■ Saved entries
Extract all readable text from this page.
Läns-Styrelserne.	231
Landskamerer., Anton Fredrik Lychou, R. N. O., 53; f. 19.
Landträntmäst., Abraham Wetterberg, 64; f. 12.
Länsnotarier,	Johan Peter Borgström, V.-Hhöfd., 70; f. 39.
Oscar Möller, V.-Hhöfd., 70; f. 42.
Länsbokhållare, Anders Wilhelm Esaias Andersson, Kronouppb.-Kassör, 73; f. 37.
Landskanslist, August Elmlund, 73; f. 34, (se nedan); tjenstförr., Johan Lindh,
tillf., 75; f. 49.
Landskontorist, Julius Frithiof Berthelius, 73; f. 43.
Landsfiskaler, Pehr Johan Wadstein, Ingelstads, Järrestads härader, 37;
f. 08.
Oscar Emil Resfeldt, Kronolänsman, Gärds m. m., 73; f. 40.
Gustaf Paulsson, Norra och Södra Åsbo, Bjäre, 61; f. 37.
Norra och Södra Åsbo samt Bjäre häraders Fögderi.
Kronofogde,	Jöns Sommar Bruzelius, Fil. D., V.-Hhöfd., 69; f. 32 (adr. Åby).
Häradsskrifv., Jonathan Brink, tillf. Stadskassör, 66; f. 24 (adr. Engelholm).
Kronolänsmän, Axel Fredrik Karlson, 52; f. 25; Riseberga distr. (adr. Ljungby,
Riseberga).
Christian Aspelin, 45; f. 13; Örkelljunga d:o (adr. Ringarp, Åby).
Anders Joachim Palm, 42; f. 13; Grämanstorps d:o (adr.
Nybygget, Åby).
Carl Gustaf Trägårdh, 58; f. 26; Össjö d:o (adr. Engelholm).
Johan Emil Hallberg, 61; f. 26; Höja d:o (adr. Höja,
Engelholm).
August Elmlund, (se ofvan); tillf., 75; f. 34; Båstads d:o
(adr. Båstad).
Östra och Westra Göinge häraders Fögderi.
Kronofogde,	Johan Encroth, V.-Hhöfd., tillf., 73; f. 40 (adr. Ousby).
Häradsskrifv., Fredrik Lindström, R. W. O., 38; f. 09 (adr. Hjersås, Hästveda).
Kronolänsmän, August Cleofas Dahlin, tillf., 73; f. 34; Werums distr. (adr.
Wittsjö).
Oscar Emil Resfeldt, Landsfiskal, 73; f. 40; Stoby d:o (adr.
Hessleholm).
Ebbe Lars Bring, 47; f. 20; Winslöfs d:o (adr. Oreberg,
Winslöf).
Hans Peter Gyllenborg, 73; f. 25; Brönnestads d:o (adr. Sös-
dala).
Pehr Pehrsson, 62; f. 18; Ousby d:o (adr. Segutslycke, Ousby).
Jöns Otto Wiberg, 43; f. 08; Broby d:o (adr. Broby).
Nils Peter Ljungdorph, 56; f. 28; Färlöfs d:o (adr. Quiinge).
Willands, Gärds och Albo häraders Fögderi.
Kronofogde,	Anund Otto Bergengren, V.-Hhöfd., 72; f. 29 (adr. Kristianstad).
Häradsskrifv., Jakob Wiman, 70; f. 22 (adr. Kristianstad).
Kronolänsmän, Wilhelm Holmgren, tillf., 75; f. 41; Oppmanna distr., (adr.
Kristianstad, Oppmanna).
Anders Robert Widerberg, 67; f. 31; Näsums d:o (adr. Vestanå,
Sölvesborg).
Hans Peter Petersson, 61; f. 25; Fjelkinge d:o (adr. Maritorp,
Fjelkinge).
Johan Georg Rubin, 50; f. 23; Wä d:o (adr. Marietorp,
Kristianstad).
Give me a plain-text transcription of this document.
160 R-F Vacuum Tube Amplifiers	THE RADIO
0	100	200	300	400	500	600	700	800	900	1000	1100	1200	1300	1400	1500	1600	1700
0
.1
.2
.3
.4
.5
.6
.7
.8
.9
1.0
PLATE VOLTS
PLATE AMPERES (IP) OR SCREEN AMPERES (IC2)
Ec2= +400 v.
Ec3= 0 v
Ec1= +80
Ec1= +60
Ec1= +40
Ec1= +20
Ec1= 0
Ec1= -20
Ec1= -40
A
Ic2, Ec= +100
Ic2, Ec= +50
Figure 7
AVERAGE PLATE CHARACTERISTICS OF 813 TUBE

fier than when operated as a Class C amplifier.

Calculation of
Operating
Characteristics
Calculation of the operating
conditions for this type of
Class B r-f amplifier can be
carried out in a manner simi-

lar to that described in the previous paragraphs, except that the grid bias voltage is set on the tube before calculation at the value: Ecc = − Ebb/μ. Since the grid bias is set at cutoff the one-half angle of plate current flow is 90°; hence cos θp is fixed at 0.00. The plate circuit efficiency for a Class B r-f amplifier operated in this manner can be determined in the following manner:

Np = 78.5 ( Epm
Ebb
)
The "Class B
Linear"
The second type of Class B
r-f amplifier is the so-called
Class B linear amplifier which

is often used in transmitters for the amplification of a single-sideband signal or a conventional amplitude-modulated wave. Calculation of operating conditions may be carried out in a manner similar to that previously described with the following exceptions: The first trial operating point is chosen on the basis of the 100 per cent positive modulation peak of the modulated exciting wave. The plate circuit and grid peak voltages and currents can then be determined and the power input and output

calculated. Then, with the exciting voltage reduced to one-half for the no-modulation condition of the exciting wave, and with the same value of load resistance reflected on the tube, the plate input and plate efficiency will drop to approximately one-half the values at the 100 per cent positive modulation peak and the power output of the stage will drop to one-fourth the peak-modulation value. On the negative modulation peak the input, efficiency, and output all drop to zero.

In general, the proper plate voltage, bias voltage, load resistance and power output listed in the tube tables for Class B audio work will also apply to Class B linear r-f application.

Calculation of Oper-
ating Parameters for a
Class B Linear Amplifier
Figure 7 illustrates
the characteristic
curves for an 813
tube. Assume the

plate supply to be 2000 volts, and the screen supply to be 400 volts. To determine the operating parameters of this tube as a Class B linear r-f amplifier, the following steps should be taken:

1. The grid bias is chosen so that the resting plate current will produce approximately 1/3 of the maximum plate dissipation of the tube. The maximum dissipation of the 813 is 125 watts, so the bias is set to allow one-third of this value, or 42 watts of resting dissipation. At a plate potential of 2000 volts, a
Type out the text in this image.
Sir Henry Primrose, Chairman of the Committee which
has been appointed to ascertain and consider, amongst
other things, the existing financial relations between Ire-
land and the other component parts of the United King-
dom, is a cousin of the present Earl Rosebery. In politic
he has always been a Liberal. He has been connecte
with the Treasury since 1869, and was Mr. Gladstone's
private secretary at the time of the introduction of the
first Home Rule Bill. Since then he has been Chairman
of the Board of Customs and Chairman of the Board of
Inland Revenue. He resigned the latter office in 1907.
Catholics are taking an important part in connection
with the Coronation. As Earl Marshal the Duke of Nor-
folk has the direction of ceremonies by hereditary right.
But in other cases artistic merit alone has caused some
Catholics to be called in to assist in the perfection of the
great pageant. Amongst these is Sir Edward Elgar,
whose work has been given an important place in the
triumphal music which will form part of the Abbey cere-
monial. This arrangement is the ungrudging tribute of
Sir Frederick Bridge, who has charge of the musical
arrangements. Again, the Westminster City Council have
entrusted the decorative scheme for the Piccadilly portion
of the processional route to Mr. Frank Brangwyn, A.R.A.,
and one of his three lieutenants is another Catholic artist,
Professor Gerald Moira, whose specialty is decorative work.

■ TASK REQUIREMENTS
Return the listing above word for word.

■ SOLVED PROBLEM
Extract all readable text from this page.
Läns-Styrelserne.	231
Landskamerer., Anton Fredrik Lychou, R. N. O., 53; f. 19.
Landträntmäst., Abraham Wetterberg, 64; f. 12.
Länsnotarier,	Johan Peter Borgström, V.-Hhöfd., 70; f. 39.
Oscar Möller, V.-Hhöfd., 70; f. 42.
Länsbokhållare, Anders Wilhelm Esaias Andersson, Kronouppb.-Kassör, 73; f. 37.
Landskanslist, August Elmlund, 73; f. 34, (se nedan); tjenstförr., Johan Lindh,
tillf., 75; f. 49.
Landskontorist, Julius Frithiof Berthelius, 73; f. 43.
Landsfiskaler, Pehr Johan Wadstein, Ingelstads, Järrestads härader, 37;
f. 08.
Oscar Emil Resfeldt, Kronolänsman, Gärds m. m., 73; f. 40.
Gustaf Paulsson, Norra och Södra Åsbo, Bjäre, 61; f. 37.
Norra och Södra Åsbo samt Bjäre häraders Fögderi.
Kronofogde,	Jöns Sommar Bruzelius, Fil. D., V.-Hhöfd., 69; f. 32 (adr. Åby).
Häradsskrifv., Jonathan Brink, tillf. Stadskassör, 66; f. 24 (adr. Engelholm).
Kronolänsmän, Axel Fredrik Karlson, 52; f. 25; Riseberga distr. (adr. Ljungby,
Riseberga).
Christian Aspelin, 45; f. 13; Örkelljunga d:o (adr. Ringarp, Åby).
Anders Joachim Palm, 42; f. 13; Grämanstorps d:o (adr.
Nybygget, Åby).
Carl Gustaf Trägårdh, 58; f. 26; Össjö d:o (adr. Engelholm).
Johan Emil Hallberg, 61; f. 26; Höja d:o (adr. Höja,
Engelholm).
August Elmlund, (se ofvan); tillf., 75; f. 34; Båstads d:o
(adr. Båstad).
Östra och Westra Göinge häraders Fögderi.
Kronofogde,	Johan Encroth, V.-Hhöfd., tillf., 73; f. 40 (adr. Ousby).
Häradsskrifv., Fredrik Lindström, R. W. O., 38; f. 09 (adr. Hjersås, Hästveda).
Kronolänsmän, August Cleofas Dahlin, tillf., 73; f. 34; Werums distr. (adr.
Wittsjö).
Oscar Emil Resfeldt, Landsfiskal, 73; f. 40; Stoby d:o (adr.
Hessleholm).
Ebbe Lars Bring, 47; f. 20; Winslöfs d:o (adr. Oreberg,
Winslöf).
Hans Peter Gyllenborg, 73; f. 25; Brönnestads d:o (adr. Sös-
dala).
Pehr Pehrsson, 62; f. 18; Ousby d:o (adr. Segutslycke, Ousby).
Jöns Otto Wiberg, 43; f. 08; Broby d:o (adr. Broby).
Nils Peter Ljungdorph, 56; f. 28; Färlöfs d:o (adr. Quiinge).
Willands, Gärds och Albo häraders Fögderi.
Kronofogde,	Anund Otto Bergengren, V.-Hhöfd., 72; f. 29 (adr. Kristianstad).
Häradsskrifv., Jakob Wiman, 70; f. 22 (adr. Kristianstad).
Kronolänsmän, Wilhelm Holmgren, tillf., 75; f. 41; Oppmanna distr., (adr.
Kristianstad, Oppmanna).
Anders Robert Widerberg, 67; f. 31; Näsums d:o (adr. Vestanå,
Sölvesborg).
Hans Peter Petersson, 61; f. 25; Fjelkinge d:o (adr. Maritorp,
Fjelkinge).
Johan Georg Rubin, 50; f. 23; Wä d:o (adr. Marietorp,
Kristianstad).
Give me a plain-text transcription of this document.
160 R-F Vacuum Tube Amplifiers	THE RADIO
0	100	200	300	400	500	600	700	800	900	1000	1100	1200	1300	1400	1500	1600	1700
0
.1
.2
.3
.4
.5
.6
.7
.8
.9
1.0
PLATE VOLTS
PLATE AMPERES (IP) OR SCREEN AMPERES (IC2)
Ec2= +400 v.
Ec3= 0 v
Ec1= +80
Ec1= +60
Ec1= +40
Ec1= +20
Ec1= 0
Ec1= -20
Ec1= -40
A
Ic2, Ec= +100
Ic2, Ec= +50
Figure 7
AVERAGE PLATE CHARACTERISTICS OF 813 TUBE

fier than when operated as a Class C amplifier.

Calculation of
Operating
Characteristics
Calculation of the operating
conditions for this type of
Class B r-f amplifier can be
carried out in a manner simi-

lar to that described in the previous paragraphs, except that the grid bias voltage is set on the tube before calculation at the value: Ecc = − Ebb/μ. Since the grid bias is set at cutoff the one-half angle of plate current flow is 90°; hence cos θp is fixed at 0.00. The plate circuit efficiency for a Class B r-f amplifier operated in this manner can be determined in the following manner:

Np = 78.5 ( Epm
Ebb
)
The "Class B
Linear"
The second type of Class B
r-f amplifier is the so-called
Class B linear amplifier which

is often used in transmitters for the amplification of a single-sideband signal or a conventional amplitude-modulated wave. Calculation of operating conditions may be carried out in a manner similar to that previously described with the following exceptions: The first trial operating point is chosen on the basis of the 100 per cent positive modulation peak of the modulated exciting wave. The plate circuit and grid peak voltages and currents can then be determined and the power input and output

calculated. Then, with the exciting voltage reduced to one-half for the no-modulation condition of the exciting wave, and with the same value of load resistance reflected on the tube, the plate input and plate efficiency will drop to approximately one-half the values at the 100 per cent positive modulation peak and the power output of the stage will drop to one-fourth the peak-modulation value. On the negative modulation peak the input, efficiency, and output all drop to zero.

In general, the proper plate voltage, bias voltage, load resistance and power output listed in the tube tables for Class B audio work will also apply to Class B linear r-f application.

Calculation of Oper-
ating Parameters for a
Class B Linear Amplifier
Figure 7 illustrates
the characteristic
curves for an 813
tube. Assume the

plate supply to be 2000 volts, and the screen supply to be 400 volts. To determine the operating parameters of this tube as a Class B linear r-f amplifier, the following steps should be taken:

1. The grid bias is chosen so that the resting plate current will produce approximately 1/3 of the maximum plate dissipation of the tube. The maximum dissipation of the 813 is 125 watts, so the bias is set to allow one-third of this value, or 42 watts of resting dissipation. At a plate potential of 2000 volts, a
Type out the text in this image.
Sir Henry Primrose, Chairman of the Committee which
has been appointed to ascertain and consider, amongst
other things, the existing financial relations between Ire-
land and the other component parts of the United King-
dom, is a cousin of the present Earl Rosebery. In politic
he has always been a Liberal. He has been connecte
with the Treasury since 1869, and was Mr. Gladstone's
private secretary at the time of the introduction of the
first Home Rule Bill. Since then he has been Chairman
of the Board of Customs and Chairman of the Board of
Inland Revenue. He resigned the latter office in 1907.
Catholics are taking an important part in connection
with the Coronation. As Earl Marshal the Duke of Nor-
folk has the direction of ceremonies by hereditary right.
But in other cases artistic merit alone has caused some
Catholics to be called in to assist in the perfection of the
great pageant. Amongst these is Sir Edward Elgar,
whose work has been given an important place in the
triumphal music which will form part of the Abbey cere-
monial. This arrangement is the ungrudging tribute of
Sir Frederick Bridge, who has charge of the musical
arrangements. Again, the Westminster City Council have
entrusted the decorative scheme for the Piccadilly portion
of the processional route to Mr. Frank Brangwyn, A.R.A.,
and one of his three lieutenants is another Catholic artist,
Professor Gerald Moira, whose specialty is decorative work.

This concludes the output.